**OBJECTIVE**
Copy out each line of the data holding "para".

[Extracted records]
□ □ □ □ □

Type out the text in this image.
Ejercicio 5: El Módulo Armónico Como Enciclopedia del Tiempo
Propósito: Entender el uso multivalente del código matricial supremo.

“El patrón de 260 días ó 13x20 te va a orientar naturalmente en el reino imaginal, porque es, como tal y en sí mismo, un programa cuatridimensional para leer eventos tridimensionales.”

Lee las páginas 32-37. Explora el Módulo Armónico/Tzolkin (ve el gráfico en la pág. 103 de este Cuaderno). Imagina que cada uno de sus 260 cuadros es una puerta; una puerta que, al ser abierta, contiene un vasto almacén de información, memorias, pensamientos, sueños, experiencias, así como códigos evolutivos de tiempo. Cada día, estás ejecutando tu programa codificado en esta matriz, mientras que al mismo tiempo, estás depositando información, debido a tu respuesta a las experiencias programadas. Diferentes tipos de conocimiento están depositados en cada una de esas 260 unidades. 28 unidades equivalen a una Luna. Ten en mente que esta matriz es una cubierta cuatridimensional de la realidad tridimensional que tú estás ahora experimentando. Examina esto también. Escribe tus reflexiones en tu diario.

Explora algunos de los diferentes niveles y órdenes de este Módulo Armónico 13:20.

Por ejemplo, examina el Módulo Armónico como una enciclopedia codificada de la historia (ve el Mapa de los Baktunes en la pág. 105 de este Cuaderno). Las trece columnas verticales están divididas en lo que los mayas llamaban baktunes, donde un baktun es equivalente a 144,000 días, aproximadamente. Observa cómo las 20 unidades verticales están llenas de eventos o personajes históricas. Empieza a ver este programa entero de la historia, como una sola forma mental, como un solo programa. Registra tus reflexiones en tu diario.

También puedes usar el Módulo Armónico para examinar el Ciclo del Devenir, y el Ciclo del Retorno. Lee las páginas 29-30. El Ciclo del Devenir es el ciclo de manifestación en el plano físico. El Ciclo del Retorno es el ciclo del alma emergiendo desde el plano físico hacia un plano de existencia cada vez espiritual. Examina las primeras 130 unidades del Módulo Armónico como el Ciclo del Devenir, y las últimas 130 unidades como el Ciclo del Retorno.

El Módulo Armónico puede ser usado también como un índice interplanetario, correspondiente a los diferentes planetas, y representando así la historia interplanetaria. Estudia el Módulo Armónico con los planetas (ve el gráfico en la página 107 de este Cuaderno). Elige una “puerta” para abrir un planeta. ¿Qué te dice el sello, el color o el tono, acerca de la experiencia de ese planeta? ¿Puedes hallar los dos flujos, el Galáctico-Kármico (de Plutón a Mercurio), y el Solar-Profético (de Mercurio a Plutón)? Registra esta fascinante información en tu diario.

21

□ □ □ □ □

**TASK RESULT**
“El patrón de 260 días ó 13x20 te va a orientar naturalmente en el reino imaginal, porque es, como tal y en sí mismo, un programa cuatridimensional para leer eventos tridimensionales.”
También puedes usar el Módulo Armónico para examinar el Ciclo del Devenir, y el Ciclo del Retorno. Lee las páginas 29-30. El Ciclo del Devenir es el ciclo de manifestación en el plano físico. El Ciclo del Retorno es el ciclo del alma emergiendo desde el plano físico hacia un plano de existencia cada vez espiritual. Examina las primeras 130 unidades del Módulo Armónico como el Ciclo del Devenir, y las últimas 130 unidades como el Ciclo del Retorno.
El Módulo Armónico puede ser usado también como un índice interplanetario, correspondiente a los diferentes planetas, y representando así la historia interplanetaria. Estudia el Módulo Armónico con los planetas (ve el gráfico en la página 107 de este Cuaderno). Elige una “puerta” para abrir un planeta. ¿Qué te dice el sello, el color o el tono, acerca de la experiencia de ese planeta? ¿Puedes hallar los dos flujos, el Galáctico-Kármico (de Plutón a Mercurio), y el Solar-Profético (de Mercurio a Plutón)? Registra esta fascinante información en tu diario.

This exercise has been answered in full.